[Stored entries]

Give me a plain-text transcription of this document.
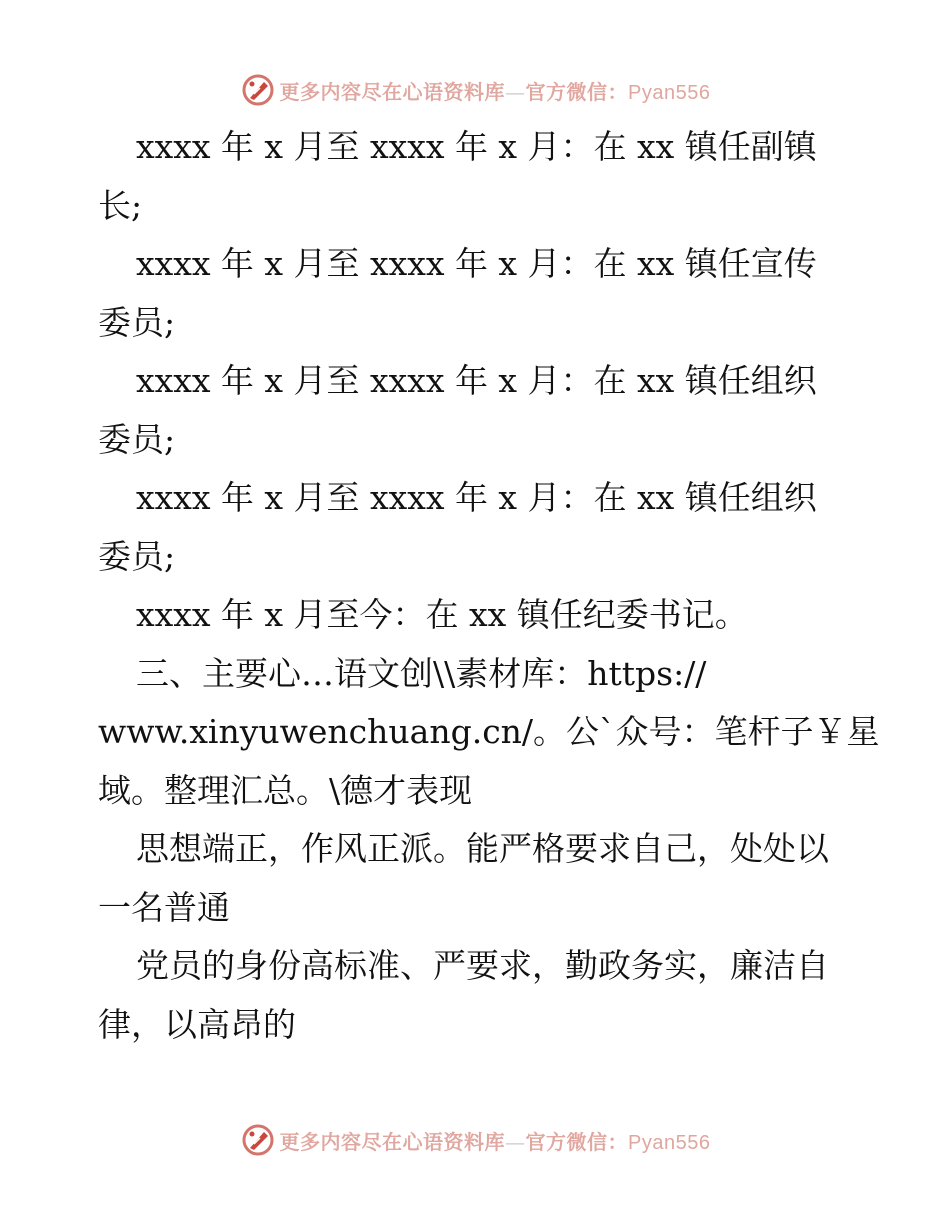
更多内容尽在心语资料库—官方微信：Pyan556
xxxx 年 x 月至 xxxx 年 x 月：在 xx 镇任副镇
长;
xxxx 年 x 月至 xxxx 年 x 月：在 xx 镇任宣传
委员;
xxxx 年 x 月至 xxxx 年 x 月：在 xx 镇任组织
委员;
xxxx 年 x 月至 xxxx 年 x 月：在 xx 镇任组织
委员;
xxxx 年 x 月至今：在 xx 镇任纪委书记。
三、主要心…语文创\\素材库：https://
www.xinyuwenchuang.cn/。公`众号：笔杆子￥星
域。整理汇总。\德才表现
思想端正，作风正派。能严格要求自己，处处以
一名普通
党员的身份高标准、严要求，勤政务实，廉洁自
律，以高昂的
更多内容尽在心语资料库—官方微信：Pyan556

§ **TASK INSTRUCTIONS**
Go through the material and copy out every line with "xxxx" in it.

§ **TASK ANSWER**
xxxx 年 x 月至 xxxx 年 x 月：在 xx 镇任副镇
xxxx 年 x 月至 xxxx 年 x 月：在 xx 镇任宣传
xxxx 年 x 月至 xxxx 年 x 月：在 xx 镇任组织
xxxx 年 x 月至 xxxx 年 x 月：在 xx 镇任组织
xxxx 年 x 月至今：在 xx 镇任纪委书记。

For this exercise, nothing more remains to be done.